→ **Written request**
Can you retype every record below exactly as written?
..........
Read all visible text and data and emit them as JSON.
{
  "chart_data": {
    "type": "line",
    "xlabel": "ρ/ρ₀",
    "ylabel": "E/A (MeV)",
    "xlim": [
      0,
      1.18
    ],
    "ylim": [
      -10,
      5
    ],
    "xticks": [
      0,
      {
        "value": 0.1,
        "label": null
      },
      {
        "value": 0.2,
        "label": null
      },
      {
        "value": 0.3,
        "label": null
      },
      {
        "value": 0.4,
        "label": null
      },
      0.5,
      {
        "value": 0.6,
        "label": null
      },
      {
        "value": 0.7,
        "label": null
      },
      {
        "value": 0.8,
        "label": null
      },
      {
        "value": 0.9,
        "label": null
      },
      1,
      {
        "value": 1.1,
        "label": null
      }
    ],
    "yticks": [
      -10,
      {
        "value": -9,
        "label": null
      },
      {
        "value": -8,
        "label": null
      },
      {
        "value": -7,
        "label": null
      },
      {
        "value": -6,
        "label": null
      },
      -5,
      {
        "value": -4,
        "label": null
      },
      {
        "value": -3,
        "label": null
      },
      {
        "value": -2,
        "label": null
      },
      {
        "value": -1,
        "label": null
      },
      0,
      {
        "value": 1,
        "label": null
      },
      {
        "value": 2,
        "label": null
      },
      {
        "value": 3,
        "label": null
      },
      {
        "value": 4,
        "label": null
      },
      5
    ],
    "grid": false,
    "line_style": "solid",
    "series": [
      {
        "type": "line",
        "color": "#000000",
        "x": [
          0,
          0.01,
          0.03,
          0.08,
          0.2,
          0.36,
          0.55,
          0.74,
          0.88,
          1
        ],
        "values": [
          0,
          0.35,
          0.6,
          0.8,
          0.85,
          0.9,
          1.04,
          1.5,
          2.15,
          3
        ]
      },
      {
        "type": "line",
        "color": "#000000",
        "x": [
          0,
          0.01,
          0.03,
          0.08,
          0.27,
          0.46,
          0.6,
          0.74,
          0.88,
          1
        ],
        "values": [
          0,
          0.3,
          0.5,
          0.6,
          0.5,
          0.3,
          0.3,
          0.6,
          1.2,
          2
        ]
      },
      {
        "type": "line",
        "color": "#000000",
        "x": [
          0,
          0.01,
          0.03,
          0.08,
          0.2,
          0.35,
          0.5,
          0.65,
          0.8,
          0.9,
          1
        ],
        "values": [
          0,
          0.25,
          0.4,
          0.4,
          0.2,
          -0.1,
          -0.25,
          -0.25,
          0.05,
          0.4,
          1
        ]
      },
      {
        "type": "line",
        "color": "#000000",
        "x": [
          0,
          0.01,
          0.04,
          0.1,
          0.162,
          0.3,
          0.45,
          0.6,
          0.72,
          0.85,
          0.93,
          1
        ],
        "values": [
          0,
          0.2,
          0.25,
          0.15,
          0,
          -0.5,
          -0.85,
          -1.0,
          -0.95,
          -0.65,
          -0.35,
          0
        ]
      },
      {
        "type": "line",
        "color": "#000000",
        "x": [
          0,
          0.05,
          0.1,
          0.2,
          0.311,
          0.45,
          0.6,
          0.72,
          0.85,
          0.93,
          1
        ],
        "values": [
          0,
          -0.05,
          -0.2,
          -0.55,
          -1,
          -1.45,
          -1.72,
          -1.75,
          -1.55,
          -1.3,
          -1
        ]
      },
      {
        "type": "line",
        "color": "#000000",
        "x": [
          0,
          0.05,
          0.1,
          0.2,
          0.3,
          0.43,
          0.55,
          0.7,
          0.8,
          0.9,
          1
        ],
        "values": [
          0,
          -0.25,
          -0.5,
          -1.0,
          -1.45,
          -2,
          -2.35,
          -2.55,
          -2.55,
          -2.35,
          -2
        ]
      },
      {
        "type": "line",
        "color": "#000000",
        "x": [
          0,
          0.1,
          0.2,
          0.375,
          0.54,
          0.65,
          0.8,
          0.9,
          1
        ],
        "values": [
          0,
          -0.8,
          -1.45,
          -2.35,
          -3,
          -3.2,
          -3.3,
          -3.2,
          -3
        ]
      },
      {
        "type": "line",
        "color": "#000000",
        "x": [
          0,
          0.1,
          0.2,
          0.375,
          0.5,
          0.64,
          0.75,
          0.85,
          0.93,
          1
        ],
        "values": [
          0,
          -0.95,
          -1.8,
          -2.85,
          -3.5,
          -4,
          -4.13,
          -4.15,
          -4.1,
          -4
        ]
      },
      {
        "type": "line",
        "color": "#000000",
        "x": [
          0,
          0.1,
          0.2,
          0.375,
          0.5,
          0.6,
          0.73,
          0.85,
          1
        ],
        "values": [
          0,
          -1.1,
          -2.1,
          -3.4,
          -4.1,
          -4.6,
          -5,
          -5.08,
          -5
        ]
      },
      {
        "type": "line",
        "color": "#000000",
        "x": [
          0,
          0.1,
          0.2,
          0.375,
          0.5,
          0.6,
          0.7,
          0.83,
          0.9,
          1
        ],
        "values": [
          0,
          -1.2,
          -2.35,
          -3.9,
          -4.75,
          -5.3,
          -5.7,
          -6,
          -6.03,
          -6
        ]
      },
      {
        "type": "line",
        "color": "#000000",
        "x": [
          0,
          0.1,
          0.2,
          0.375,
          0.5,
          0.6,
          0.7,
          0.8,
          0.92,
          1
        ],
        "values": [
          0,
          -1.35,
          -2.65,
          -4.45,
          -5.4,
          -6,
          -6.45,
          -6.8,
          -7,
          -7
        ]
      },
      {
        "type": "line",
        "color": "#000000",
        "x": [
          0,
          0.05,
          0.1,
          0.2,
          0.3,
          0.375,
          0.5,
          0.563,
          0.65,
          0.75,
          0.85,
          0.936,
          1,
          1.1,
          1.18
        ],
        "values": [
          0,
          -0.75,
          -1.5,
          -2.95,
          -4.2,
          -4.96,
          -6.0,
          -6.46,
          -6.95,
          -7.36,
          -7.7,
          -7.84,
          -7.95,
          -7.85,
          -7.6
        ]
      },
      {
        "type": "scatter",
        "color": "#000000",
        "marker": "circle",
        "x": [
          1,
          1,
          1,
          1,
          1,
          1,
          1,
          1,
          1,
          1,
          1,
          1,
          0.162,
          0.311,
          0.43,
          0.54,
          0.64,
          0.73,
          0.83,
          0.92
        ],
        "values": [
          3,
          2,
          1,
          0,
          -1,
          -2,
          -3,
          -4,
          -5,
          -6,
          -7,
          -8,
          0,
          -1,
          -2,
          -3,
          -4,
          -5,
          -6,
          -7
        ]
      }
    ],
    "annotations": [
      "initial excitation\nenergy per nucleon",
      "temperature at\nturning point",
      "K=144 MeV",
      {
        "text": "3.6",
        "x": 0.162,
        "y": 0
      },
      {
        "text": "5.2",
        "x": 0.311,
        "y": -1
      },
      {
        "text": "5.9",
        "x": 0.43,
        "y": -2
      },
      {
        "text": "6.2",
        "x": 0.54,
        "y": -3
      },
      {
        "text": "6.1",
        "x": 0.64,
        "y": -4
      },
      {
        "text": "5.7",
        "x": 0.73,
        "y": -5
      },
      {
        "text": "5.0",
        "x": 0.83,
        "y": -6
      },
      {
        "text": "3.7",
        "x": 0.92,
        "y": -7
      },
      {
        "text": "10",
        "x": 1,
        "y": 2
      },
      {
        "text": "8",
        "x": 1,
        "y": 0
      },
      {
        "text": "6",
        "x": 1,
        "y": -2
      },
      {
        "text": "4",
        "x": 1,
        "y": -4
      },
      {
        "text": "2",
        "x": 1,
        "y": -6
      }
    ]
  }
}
..........
→ **Finished task**
Read all visible text and data and emit them as JSON.
{
  "chart_data": {
    "type": "line",
    "xlabel": "ρ/ρ₀",
    "ylabel": "E/A (MeV)",
    "xlim": [
      0,
      1.18
    ],
    "ylim": [
      -10,
      5
    ],
    "xticks": [
      0,
      {
        "value": 0.1,
        "label": null
      },
      {
        "value": 0.2,
        "label": null
      },
      {
        "value": 0.3,
        "label": null
      },
      {
        "value": 0.4,
        "label": null
      },
      0.5,
      {
        "value": 0.6,
        "label": null
      },
      {
        "value": 0.7,
        "label": null
      },
      {
        "value": 0.8,
        "label": null
      },
      {
        "value": 0.9,
        "label": null
      },
      1,
      {
        "value": 1.1,
        "label": null
      }
    ],
    "yticks": [
      -10,
      {
        "value": -9,
        "label": null
      },
      {
        "value": -8,
        "label": null
      },
      {
        "value": -7,
        "label": null
      },
      {
        "value": -6,
        "label": null
      },
      -5,
      {
        "value": -4,
        "label": null
      },
      {
        "value": -3,
        "label": null
      },
      {
        "value": -2,
        "label": null
      },
      {
        "value": -1,
        "label": null
      },
      0,
      {
        "value": 1,
        "label": null
      },
      {
        "value": 2,
        "label": null
      },
      {
        "value": 3,
        "label": null
      },
      {
        "value": 4,
        "label": null
      },
      5
    ],
    "grid": false,
    "line_style": "solid",
    "series": [
      {
        "type": "line",
        "color": "#000000",
        "x": [
          0,
          0.01,
          0.03,
          0.08,
          0.2,
          0.36,
          0.55,
          0.74,
          0.88,
          1
        ],
        "values": [
          0,
          0.35,
          0.6,
          0.8,
          0.85,
          0.9,
          1.04,
          1.5,
          2.15,
          3
        ]
      },
      {
        "type": "line",
        "color": "#000000",
        "x": [
          0,
          0.01,
          0.03,
          0.08,
          0.27,
          0.46,
          0.6,
          0.74,
          0.88,
          1
        ],
        "values": [
          0,
          0.3,
          0.5,
          0.6,
          0.5,
          0.3,
          0.3,
          0.6,
          1.2,
          2
        ]
      },
      {
        "type": "line",
        "color": "#000000",
        "x": [
          0,
          0.01,
          0.03,
          0.08,
          0.2,
          0.35,
          0.5,
          0.65,
          0.8,
          0.9,
          1
        ],
        "values": [
          0,
          0.25,
          0.4,
          0.4,
          0.2,
          -0.1,
          -0.25,
          -0.25,
          0.05,
          0.4,
          1
        ]
      },
      {
        "type": "line",
        "color": "#000000",
        "x": [
          0,
          0.01,
          0.04,
          0.1,
          0.162,
          0.3,
          0.45,
          0.6,
          0.72,
          0.85,
          0.93,
          1
        ],
        "values": [
          0,
          0.2,
          0.25,
          0.15,
          0,
          -0.5,
          -0.85,
          -1.0,
          -0.95,
          -0.65,
          -0.35,
          0
        ]
      },
      {
        "type": "line",
        "color": "#000000",
        "x": [
          0,
          0.05,
          0.1,
          0.2,
          0.311,
          0.45,
          0.6,
          0.72,
          0.85,
          0.93,
          1
        ],
        "values": [
          0,
          -0.05,
          -0.2,
          -0.55,
          -1,
          -1.45,
          -1.72,
          -1.75,
          -1.55,
          -1.3,
          -1
        ]
      },
      {
        "type": "line",
        "color": "#000000",
        "x": [
          0,
          0.05,
          0.1,
          0.2,
          0.3,
          0.43,
          0.55,
          0.7,
          0.8,
          0.9,
          1
        ],
        "values": [
          0,
          -0.25,
          -0.5,
          -1.0,
          -1.45,
          -2,
          -2.35,
          -2.55,
          -2.55,
          -2.35,
          -2
        ]
      },
      {
        "type": "line",
        "color": "#000000",
        "x": [
          0,
          0.1,
          0.2,
          0.375,
          0.54,
          0.65,
          0.8,
          0.9,
          1
        ],
        "values": [
          0,
          -0.8,
          -1.45,
          -2.35,
          -3,
          -3.2,
          -3.3,
          -3.2,
          -3
        ]
      },
      {
        "type": "line",
        "color": "#000000",
        "x": [
          0,
          0.1,
          0.2,
          0.375,
          0.5,
          0.64,
          0.75,
          0.85,
          0.93,
          1
        ],
        "values": [
          0,
          -0.95,
          -1.8,
          -2.85,
          -3.5,
          -4,
          -4.13,
          -4.15,
          -4.1,
          -4
        ]
      },
      {
        "type": "line",
        "color": "#000000",
        "x": [
          0,
          0.1,
          0.2,
          0.375,
          0.5,
          0.6,
          0.73,
          0.85,
          1
        ],
        "values": [
          0,
          -1.1,
          -2.1,
          -3.4,
          -4.1,
          -4.6,
          -5,
          -5.08,
          -5
        ]
      },
      {
        "type": "line",
        "color": "#000000",
        "x": [
          0,
          0.1,
          0.2,
          0.375,
          0.5,
          0.6,
          0.7,
          0.83,
          0.9,
          1
        ],
        "values": [
          0,
          -1.2,
          -2.35,
          -3.9,
          -4.75,
          -5.3,
          -5.7,
          -6,
          -6.03,
          -6
        ]
      },
      {
        "type": "line",
        "color": "#000000",
        "x": [
          0,
          0.1,
          0.2,
          0.375,
          0.5,
          0.6,
          0.7,
          0.8,
          0.92,
          1
        ],
        "values": [
          0,
          -1.35,
          -2.65,
          -4.45,
          -5.4,
          -6,
          -6.45,
          -6.8,
          -7,
          -7
        ]
      },
      {
        "type": "line",
        "color": "#000000",
        "x": [
          0,
          0.05,
          0.1,
          0.2,
          0.3,
          0.375,
          0.5,
          0.563,
          0.65,
          0.75,
          0.85,
          0.936,
          1,
          1.1,
          1.18
        ],
        "values": [
          0,
          -0.75,
          -1.5,
          -2.95,
          -4.2,
          -4.96,
          -6.0,
          -6.46,
          -6.95,
          -7.36,
          -7.7,
          -7.84,
          -7.95,
          -7.85,
          -7.6
        ]
      },
      {
        "type": "scatter",
        "color": "#000000",
        "marker": "circle",
        "x": [
          1,
          1,
          1,
          1,
          1,
          1,
          1,
          1,
          1,
          1,
          1,
          1,
          0.162,
          0.311,
          0.43,
          0.54,
          0.64,
          0.73,
          0.83,
          0.92
        ],
        "values": [
          3,
          2,
          1,
          0,
          -1,
          -2,
          -3,
          -4,
          -5,
          -6,
          -7,
          -8,
          0,
          -1,
          -2,
          -3,
          -4,
          -5,
          -6,
          -7
        ]
      }
    ],
    "annotations": [
      "initial excitation\nenergy per nucleon",
      "temperature at\nturning point",
      "K=144 MeV",
      {
        "text": "3.6",
        "x": 0.162,
        "y": 0
      },
      {
        "text": "5.2",
        "x": 0.311,
        "y": -1
      },
      {
        "text": "5.9",
        "x": 0.43,
        "y": -2
      },
      {
        "text": "6.2",
        "x": 0.54,
        "y": -3
      },
      {
        "text": "6.1",
        "x": 0.64,
        "y": -4
      },
      {
        "text": "5.7",
        "x": 0.73,
        "y": -5
      },
      {
        "text": "5.0",
        "x": 0.83,
        "y": -6
      },
      {
        "text": "3.7",
        "x": 0.92,
        "y": -7
      },
      {
        "text": "10",
        "x": 1,
        "y": 2
      },
      {
        "text": "8",
        "x": 1,
        "y": 0
      },
      {
        "text": "6",
        "x": 1,
        "y": -2
      },
      {
        "text": "4",
        "x": 1,
        "y": -4
      },
      {
        "text": "2",
        "x": 1,
        "y": -6
      }
    ]
  }
}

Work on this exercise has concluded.